__Problem description__
Restate all the material verbatim, except for the pictures.
* Start Dataset *
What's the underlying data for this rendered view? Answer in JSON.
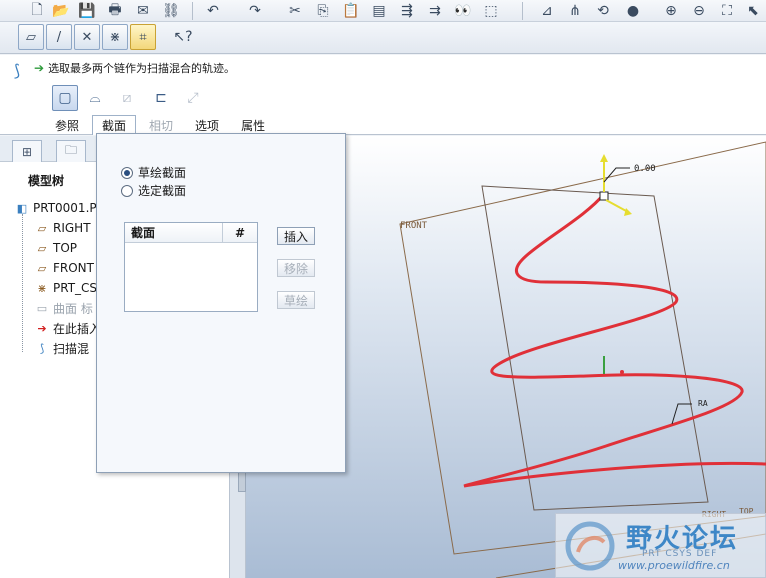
{
  "dashboard": {
    "message": "选取最多两个链作为扫描混合的轨迹。",
    "tabs": [
      "参照",
      "截面",
      "相切",
      "选项",
      "属性"
    ]
  },
  "model_tree": {
    "title": "模型树",
    "items": [
      "PRT0001.P",
      "RIGHT",
      "TOP",
      "FRONT",
      "PRT_CS",
      "曲面 标",
      "在此插入",
      "扫描混"
    ]
  },
  "section_panel": {
    "radio_sketch": "草绘截面",
    "radio_selected": "选定截面",
    "list_header_section": "截面",
    "list_header_number": "#",
    "btn_insert": "插入",
    "btn_remove": "移除",
    "btn_sketch": "草绘"
  },
  "viewport": {
    "front_label": "FRONT",
    "right_label": "RIGHT",
    "top_label": "TOP",
    "dimension_value": "0.00",
    "ra_label": "RA"
  },
  "watermark": {
    "title": "野火论坛",
    "subtitle": "PRT CSYS DEF",
    "url": "www.proewildfire.cn"
  },
  "colors": {
    "curve": "#e03038",
    "datum_plane": "#8a6a4a",
    "accent": "#3e87c7"
  }
}
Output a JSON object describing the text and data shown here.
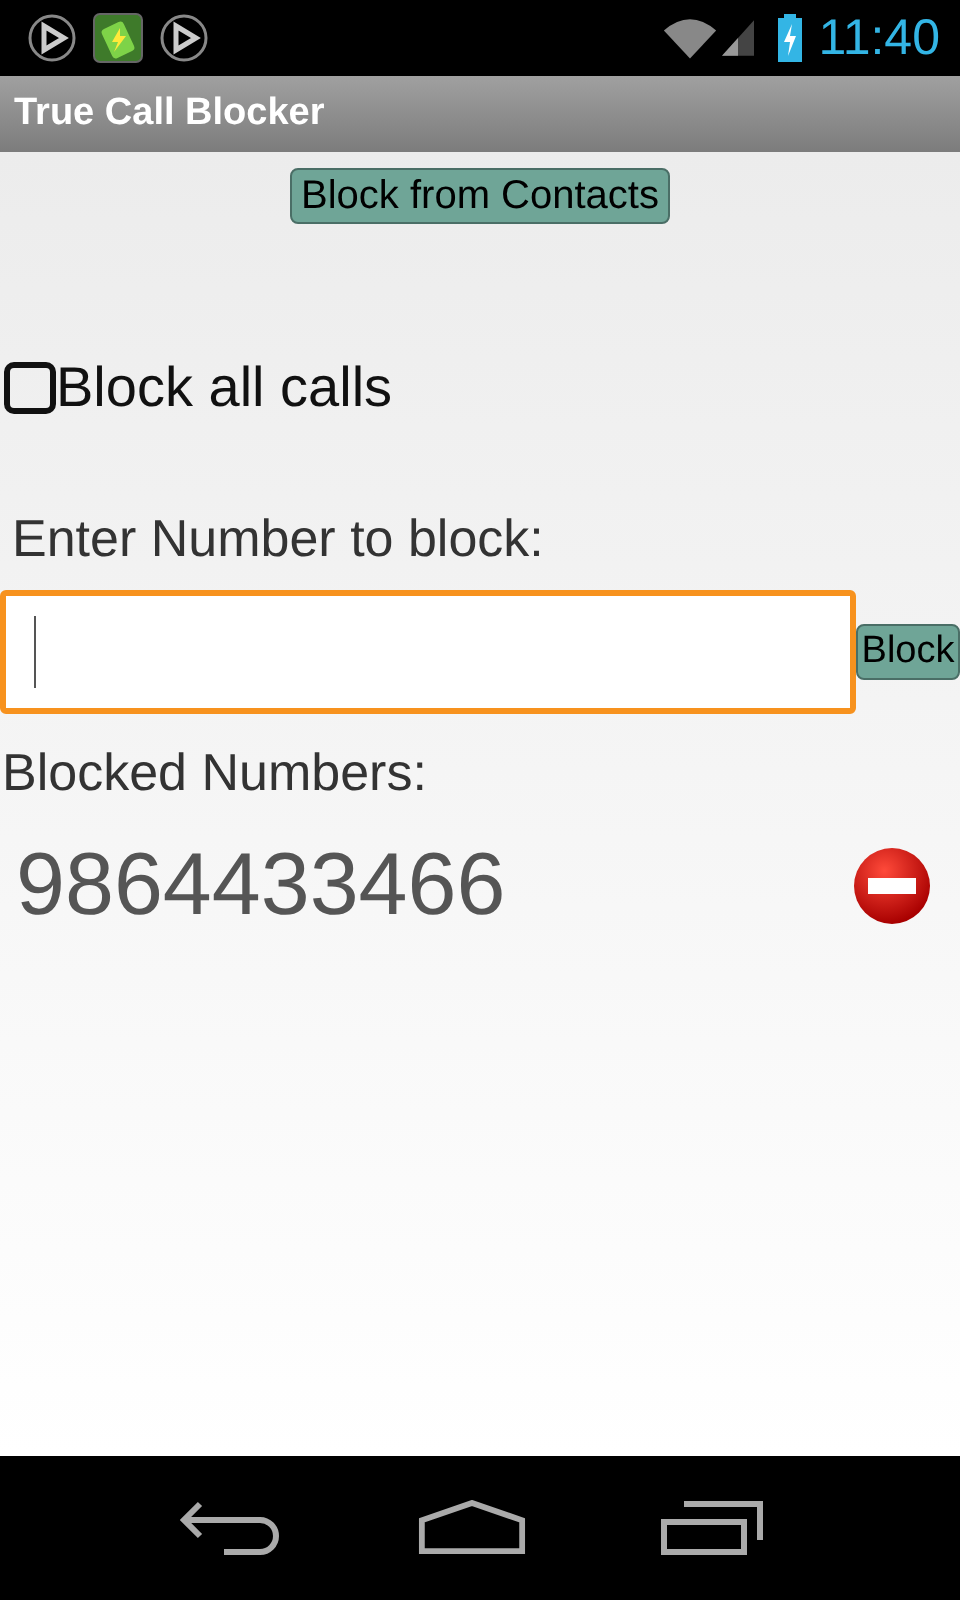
{
  "status_bar": {
    "time": "11:40"
  },
  "window": {
    "title": "True Call Blocker"
  },
  "contacts_button": "Block from Contacts",
  "block_all": {
    "label": "Block all calls",
    "checked": false
  },
  "number_entry": {
    "label": "Enter Number to block:",
    "focused": true,
    "button": "Block"
  },
  "blocked": {
    "heading": "Blocked Numbers:",
    "numbers": [
      {
        "number": "9864433466"
      }
    ]
  }
}
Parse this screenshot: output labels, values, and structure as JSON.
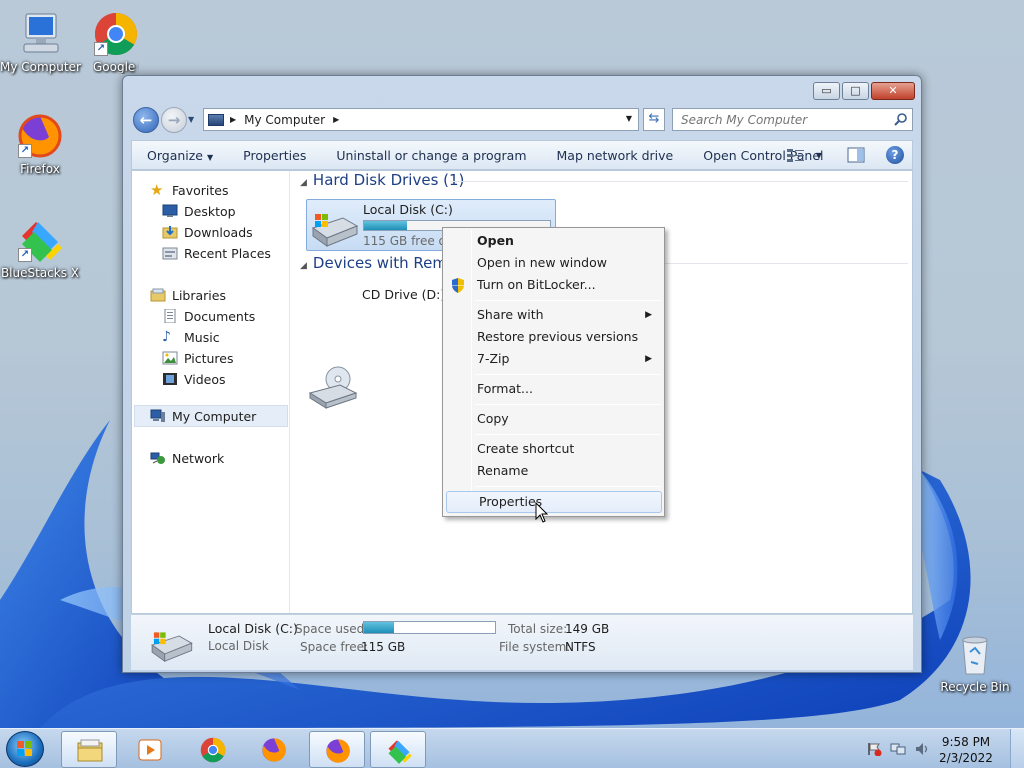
* End Dataset *
__Task solution__
What's the underlying data for this rendered view? Answer in JSON.
{
  "dashboard": {
    "message": "选取最多两个链作为扫描混合的轨迹。",
    "tabs": [
      "参照",
      "截面",
      "相切",
      "选项",
      "属性"
    ]
  },
  "model_tree": {
    "title": "模型树",
    "items": [
      "PRT0001.P",
      "RIGHT",
      "TOP",
      "FRONT",
      "PRT_CS",
      "曲面 标",
      "在此插入",
      "扫描混"
    ]
  },
  "section_panel": {
    "radio_sketch": "草绘截面",
    "radio_selected": "选定截面",
    "list_header_section": "截面",
    "list_header_number": "#",
    "btn_insert": "插入",
    "btn_remove": "移除",
    "btn_sketch": "草绘"
  },
  "viewport": {
    "front_label": "FRONT",
    "right_label": "RIGHT",
    "top_label": "TOP",
    "dimension_value": "0.00",
    "ra_label": "RA"
  },
  "watermark": {
    "title": "野火论坛",
    "subtitle": "PRT CSYS DEF",
    "url": "www.proewildfire.cn"
  },
  "colors": {
    "curve": "#e03038",
    "datum_plane": "#8a6a4a",
    "accent": "#3e87c7"
  }
}
Output a JSON object describing the text and data shown here.
{
  "status_bar": {
    "time": "11:40"
  },
  "window": {
    "title": "True Call Blocker"
  },
  "contacts_button": "Block from Contacts",
  "block_all": {
    "label": "Block all calls",
    "checked": false
  },
  "number_entry": {
    "label": "Enter Number to block:",
    "focused": true,
    "button": "Block"
  },
  "blocked": {
    "heading": "Blocked Numbers:",
    "numbers": [
      {
        "number": "9864433466"
      }
    ]
  }
}
Parse this screenshot: output labels, values, and structure as JSON.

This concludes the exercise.